(Records supplied)
## Begin
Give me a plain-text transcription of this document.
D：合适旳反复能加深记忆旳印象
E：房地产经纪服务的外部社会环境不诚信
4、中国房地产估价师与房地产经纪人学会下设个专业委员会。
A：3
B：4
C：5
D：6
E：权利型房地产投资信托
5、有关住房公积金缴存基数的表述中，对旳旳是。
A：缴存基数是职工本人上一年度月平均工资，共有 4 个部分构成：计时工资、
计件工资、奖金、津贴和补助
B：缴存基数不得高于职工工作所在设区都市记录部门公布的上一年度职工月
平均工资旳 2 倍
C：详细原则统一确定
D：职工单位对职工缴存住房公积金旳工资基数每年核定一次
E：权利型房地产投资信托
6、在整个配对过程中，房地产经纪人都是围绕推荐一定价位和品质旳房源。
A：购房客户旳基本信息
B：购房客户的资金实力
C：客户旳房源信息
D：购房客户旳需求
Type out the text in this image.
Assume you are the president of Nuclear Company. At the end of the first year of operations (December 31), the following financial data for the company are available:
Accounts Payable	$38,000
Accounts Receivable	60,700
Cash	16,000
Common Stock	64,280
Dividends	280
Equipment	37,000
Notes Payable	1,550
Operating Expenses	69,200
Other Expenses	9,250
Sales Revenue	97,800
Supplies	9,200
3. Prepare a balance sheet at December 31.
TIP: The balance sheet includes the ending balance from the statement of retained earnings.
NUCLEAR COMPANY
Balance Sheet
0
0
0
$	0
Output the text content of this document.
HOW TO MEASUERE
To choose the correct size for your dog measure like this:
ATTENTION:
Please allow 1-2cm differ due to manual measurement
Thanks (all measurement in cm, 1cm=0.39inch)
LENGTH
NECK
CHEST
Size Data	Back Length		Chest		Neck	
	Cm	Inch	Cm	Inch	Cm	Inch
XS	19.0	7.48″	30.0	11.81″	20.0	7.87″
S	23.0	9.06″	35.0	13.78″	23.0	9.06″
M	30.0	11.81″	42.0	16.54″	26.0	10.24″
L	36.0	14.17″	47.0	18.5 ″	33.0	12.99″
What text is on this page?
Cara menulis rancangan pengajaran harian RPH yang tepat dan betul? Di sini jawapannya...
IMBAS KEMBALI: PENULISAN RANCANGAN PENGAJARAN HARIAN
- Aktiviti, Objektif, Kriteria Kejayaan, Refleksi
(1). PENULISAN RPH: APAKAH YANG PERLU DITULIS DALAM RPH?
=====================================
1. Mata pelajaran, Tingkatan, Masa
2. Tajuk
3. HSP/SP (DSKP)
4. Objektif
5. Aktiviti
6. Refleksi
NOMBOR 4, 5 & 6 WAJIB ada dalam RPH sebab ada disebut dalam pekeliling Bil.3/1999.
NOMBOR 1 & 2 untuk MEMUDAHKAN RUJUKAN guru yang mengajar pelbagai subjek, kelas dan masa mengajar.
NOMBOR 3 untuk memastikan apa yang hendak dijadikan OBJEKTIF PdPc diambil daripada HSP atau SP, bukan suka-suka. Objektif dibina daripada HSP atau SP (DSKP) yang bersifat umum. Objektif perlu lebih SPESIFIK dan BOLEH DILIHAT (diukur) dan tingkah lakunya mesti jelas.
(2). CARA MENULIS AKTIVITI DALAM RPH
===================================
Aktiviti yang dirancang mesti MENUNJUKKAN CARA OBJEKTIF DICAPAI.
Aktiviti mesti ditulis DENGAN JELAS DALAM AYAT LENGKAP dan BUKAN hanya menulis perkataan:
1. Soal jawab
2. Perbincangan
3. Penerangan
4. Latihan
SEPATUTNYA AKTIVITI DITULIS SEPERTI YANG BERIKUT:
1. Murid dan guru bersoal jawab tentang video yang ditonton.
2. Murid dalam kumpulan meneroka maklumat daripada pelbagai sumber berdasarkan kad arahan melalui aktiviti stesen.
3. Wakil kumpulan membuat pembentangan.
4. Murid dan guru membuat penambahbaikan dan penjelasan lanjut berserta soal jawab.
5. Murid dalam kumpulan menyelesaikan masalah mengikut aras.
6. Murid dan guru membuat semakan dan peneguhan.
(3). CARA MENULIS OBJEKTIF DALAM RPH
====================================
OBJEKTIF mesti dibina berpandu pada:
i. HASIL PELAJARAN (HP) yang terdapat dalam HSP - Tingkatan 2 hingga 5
## End
(Problem details) In the entries above, find lines with "Expenses" and copy each.

(Output)
Operating Expenses	69,200
Other Expenses	9,250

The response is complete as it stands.